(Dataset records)
-*-
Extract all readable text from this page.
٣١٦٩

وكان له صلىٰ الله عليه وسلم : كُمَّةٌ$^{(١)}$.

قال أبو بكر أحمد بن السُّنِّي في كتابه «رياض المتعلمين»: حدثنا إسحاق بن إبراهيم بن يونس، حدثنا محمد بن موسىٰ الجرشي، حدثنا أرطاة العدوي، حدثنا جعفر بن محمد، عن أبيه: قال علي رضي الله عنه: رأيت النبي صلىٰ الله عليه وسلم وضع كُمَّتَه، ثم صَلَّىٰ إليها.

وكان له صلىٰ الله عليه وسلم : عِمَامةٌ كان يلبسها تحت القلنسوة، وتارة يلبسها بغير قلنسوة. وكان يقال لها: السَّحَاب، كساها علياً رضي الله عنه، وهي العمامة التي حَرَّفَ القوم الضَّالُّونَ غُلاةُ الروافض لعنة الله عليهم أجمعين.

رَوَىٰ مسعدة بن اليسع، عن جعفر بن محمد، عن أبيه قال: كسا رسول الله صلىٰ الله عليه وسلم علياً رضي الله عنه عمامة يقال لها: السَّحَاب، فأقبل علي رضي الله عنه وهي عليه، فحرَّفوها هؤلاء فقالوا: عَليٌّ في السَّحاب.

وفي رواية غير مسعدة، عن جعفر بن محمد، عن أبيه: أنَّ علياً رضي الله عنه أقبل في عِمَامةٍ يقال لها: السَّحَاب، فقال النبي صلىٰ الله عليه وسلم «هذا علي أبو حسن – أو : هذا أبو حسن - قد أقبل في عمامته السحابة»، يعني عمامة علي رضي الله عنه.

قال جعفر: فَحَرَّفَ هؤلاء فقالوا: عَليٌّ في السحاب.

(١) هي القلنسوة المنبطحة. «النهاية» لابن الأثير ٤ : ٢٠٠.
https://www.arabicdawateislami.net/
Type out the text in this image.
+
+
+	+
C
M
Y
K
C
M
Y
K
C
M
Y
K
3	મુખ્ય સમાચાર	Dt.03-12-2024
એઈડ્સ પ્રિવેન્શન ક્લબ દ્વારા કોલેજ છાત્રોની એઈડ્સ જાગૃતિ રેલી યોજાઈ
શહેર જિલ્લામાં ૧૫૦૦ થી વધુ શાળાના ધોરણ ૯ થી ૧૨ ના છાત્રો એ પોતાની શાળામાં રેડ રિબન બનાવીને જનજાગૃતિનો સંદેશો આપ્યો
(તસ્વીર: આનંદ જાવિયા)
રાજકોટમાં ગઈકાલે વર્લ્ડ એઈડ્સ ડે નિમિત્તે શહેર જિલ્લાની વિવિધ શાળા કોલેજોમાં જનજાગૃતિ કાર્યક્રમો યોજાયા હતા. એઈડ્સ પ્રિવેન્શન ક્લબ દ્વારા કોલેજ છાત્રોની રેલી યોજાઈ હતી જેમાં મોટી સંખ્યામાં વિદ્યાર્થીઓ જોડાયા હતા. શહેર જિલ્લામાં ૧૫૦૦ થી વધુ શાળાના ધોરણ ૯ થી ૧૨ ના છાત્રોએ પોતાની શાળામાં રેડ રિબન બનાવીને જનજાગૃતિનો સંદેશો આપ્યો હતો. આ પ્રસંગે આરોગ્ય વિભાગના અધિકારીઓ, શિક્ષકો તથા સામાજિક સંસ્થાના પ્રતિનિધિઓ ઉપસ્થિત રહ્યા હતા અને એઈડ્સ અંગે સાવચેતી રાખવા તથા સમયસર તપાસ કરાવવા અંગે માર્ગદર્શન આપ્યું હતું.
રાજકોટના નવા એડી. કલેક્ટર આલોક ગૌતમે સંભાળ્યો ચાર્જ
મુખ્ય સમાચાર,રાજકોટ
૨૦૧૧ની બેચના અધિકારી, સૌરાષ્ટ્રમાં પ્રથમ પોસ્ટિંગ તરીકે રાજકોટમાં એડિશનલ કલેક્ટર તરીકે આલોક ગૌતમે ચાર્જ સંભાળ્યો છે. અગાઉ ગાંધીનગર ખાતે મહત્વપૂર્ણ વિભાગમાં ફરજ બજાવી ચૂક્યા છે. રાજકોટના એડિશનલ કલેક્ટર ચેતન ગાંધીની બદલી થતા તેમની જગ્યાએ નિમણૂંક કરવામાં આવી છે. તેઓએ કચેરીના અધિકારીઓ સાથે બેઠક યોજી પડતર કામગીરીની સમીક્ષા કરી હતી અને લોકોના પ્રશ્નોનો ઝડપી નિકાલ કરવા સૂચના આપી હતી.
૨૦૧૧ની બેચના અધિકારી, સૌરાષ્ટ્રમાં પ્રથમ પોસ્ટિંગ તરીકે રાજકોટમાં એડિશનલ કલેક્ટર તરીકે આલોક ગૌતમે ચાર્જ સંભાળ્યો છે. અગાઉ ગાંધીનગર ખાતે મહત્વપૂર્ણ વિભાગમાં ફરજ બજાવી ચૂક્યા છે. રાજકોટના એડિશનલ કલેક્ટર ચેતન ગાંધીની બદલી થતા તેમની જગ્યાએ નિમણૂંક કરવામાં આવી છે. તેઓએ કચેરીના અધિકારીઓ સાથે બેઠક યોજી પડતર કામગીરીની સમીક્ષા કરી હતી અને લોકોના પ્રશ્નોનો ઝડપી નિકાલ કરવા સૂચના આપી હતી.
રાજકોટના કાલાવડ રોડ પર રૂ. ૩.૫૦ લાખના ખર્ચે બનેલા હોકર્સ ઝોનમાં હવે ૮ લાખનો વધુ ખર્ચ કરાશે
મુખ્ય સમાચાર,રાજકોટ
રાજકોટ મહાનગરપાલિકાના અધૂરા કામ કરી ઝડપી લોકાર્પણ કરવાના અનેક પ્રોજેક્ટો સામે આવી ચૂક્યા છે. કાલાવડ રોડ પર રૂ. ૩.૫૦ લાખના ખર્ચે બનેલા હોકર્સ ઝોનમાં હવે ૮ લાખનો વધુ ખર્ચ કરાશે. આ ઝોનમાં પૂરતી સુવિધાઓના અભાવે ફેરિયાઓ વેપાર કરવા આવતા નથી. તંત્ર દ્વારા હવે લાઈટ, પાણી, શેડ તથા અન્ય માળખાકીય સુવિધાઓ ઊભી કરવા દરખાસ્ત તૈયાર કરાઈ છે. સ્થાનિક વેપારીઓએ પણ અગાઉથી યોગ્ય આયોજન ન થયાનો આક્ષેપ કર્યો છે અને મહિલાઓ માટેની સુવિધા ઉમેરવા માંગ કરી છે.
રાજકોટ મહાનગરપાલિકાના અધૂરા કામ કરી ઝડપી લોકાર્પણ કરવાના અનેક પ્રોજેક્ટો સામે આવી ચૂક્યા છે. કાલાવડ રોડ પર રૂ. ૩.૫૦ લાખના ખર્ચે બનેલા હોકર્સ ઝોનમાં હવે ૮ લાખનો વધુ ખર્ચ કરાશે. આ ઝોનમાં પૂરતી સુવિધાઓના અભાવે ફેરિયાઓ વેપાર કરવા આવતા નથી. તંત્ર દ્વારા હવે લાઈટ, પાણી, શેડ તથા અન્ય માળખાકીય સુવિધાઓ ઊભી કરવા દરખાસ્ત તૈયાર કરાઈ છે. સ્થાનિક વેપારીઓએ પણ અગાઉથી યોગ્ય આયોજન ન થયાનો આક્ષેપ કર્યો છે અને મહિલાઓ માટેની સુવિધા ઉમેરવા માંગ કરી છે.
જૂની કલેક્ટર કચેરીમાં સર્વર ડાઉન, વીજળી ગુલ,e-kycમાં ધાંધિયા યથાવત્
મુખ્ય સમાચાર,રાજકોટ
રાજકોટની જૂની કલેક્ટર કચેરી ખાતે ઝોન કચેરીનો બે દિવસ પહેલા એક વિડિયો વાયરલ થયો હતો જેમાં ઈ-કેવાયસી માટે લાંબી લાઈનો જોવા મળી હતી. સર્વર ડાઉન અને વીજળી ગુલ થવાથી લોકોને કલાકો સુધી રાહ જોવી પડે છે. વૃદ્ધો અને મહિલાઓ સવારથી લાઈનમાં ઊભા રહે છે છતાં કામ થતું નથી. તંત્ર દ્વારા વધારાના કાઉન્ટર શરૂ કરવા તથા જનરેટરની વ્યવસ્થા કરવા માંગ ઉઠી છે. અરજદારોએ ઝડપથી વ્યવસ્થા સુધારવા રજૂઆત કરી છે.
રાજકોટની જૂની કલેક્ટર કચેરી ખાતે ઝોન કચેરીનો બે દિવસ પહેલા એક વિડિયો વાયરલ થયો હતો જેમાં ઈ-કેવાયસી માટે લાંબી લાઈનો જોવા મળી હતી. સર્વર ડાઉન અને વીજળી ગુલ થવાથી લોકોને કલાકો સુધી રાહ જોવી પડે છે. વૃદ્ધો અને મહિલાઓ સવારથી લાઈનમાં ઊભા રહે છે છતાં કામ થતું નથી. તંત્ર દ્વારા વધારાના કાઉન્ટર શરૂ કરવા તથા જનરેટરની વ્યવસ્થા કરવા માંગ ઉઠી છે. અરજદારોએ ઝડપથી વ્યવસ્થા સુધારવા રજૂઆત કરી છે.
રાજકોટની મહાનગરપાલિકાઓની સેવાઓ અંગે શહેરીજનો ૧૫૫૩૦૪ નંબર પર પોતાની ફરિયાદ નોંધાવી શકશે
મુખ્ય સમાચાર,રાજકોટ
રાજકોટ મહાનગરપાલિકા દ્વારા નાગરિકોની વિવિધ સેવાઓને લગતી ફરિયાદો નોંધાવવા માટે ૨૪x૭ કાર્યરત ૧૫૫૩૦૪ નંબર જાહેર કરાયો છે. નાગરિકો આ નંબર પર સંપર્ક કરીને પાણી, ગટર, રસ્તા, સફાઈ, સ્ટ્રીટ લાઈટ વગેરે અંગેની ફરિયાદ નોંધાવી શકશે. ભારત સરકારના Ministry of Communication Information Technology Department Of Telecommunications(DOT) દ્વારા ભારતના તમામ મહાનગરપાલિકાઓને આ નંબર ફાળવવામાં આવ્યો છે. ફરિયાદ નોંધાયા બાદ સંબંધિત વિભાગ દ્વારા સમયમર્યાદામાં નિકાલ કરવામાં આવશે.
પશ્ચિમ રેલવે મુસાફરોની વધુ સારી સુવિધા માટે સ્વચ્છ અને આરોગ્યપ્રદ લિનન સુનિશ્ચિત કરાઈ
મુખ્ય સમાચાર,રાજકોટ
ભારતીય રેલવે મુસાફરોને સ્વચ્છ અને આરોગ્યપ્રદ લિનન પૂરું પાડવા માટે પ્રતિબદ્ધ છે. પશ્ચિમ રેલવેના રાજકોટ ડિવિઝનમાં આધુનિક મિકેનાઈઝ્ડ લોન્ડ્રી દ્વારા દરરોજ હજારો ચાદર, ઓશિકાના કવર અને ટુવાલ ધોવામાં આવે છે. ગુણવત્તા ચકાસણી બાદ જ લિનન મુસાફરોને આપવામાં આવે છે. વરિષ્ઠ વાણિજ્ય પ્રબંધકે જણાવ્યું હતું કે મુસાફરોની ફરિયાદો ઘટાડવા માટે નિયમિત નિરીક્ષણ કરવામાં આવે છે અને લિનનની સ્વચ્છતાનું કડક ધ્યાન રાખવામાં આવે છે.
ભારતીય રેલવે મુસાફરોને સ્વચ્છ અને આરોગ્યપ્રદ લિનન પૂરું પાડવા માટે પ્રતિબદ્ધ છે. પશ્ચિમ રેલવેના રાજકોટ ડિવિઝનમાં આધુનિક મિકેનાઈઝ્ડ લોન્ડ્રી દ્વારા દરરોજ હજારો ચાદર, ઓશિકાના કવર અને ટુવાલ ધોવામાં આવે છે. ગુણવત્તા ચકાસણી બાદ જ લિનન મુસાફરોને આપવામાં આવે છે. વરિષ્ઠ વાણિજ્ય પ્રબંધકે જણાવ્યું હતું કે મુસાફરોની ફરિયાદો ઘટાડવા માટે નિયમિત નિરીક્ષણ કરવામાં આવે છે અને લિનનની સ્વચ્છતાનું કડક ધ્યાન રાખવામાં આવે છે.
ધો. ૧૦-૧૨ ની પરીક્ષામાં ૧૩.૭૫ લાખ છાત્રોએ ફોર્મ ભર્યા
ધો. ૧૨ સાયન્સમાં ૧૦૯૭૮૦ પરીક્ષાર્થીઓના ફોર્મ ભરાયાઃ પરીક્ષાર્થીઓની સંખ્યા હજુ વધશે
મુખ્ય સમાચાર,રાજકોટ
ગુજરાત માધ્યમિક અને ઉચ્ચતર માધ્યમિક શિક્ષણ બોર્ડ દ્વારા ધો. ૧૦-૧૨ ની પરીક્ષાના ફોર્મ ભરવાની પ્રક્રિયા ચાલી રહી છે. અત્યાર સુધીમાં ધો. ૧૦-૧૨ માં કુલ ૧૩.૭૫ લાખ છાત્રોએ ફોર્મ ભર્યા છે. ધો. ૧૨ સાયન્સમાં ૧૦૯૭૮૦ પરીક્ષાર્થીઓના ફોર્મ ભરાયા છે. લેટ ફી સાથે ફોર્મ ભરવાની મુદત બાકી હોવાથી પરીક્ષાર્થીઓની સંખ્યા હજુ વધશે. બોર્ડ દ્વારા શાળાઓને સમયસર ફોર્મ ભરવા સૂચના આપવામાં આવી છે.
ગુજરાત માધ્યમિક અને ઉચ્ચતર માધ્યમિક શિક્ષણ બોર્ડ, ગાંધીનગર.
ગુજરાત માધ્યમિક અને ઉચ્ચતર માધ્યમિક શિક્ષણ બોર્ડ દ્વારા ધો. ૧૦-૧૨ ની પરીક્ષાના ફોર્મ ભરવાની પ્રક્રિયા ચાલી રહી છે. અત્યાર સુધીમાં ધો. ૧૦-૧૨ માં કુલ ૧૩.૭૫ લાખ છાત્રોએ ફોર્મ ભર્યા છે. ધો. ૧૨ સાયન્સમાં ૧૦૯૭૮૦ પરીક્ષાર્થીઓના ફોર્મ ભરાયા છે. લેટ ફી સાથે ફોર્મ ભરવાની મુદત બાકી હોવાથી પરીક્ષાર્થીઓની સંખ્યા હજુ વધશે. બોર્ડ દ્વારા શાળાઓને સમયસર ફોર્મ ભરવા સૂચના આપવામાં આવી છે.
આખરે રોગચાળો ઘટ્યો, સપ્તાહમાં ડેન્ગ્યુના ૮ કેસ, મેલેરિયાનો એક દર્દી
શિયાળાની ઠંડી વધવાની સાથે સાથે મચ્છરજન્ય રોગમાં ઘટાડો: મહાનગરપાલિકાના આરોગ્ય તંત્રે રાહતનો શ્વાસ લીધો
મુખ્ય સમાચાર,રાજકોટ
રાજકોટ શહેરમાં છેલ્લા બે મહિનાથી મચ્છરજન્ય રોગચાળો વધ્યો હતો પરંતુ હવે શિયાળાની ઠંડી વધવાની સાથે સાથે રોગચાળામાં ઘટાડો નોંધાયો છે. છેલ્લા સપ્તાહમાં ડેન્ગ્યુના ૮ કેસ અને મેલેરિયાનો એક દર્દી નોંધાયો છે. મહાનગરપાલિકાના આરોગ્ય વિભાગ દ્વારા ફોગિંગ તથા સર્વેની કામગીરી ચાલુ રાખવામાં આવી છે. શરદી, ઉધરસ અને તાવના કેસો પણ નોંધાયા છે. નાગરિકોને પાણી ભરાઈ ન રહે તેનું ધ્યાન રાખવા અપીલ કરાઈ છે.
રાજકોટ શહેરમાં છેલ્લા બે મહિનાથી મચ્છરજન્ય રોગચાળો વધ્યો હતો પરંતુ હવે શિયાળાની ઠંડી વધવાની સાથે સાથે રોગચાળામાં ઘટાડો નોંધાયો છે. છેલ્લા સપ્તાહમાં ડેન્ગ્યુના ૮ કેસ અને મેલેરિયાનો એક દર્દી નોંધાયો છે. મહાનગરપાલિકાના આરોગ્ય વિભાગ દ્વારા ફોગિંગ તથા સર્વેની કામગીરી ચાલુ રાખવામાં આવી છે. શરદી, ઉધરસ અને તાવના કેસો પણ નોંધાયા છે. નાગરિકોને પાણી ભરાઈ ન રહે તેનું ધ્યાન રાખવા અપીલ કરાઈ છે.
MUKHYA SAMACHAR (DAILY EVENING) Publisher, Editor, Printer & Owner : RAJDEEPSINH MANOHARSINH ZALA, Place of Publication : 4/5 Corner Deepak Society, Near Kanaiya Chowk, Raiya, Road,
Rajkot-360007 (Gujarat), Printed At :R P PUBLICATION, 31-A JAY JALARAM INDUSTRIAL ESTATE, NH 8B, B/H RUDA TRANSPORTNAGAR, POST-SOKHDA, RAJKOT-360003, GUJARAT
-*-
Copy every line from the records above that contains the word "أبيه".

ANSWER IN FULL:
قال أبو بكر أحمد بن السُّنِّي في كتابه «رياض المتعلمين»: حدثنا إسحاق بن إبراهيم بن يونس، حدثنا محمد بن موسىٰ الجرشي، حدثنا أرطاة العدوي، حدثنا جعفر بن محمد، عن أبيه: قال علي رضي الله عنه: رأيت النبي صلىٰ الله عليه وسلم وضع كُمَّتَه، ثم صَلَّىٰ إليها.
رَوَىٰ مسعدة بن اليسع، عن جعفر بن محمد، عن أبيه قال: كسا رسول الله صلىٰ الله عليه وسلم علياً رضي الله عنه عمامة يقال لها: السَّحَاب، فأقبل علي رضي الله عنه وهي عليه، فحرَّفوها هؤلاء فقالوا: عَليٌّ في السَّحاب.
وفي رواية غير مسعدة، عن جعفر بن محمد، عن أبيه: أنَّ علياً رضي الله عنه أقبل في عِمَامةٍ يقال لها: السَّحَاب، فقال النبي صلىٰ الله عليه وسلم «هذا علي أبو حسن – أو : هذا أبو حسن - قد أقبل في عمامته السحابة»، يعني عمامة علي رضي الله عنه.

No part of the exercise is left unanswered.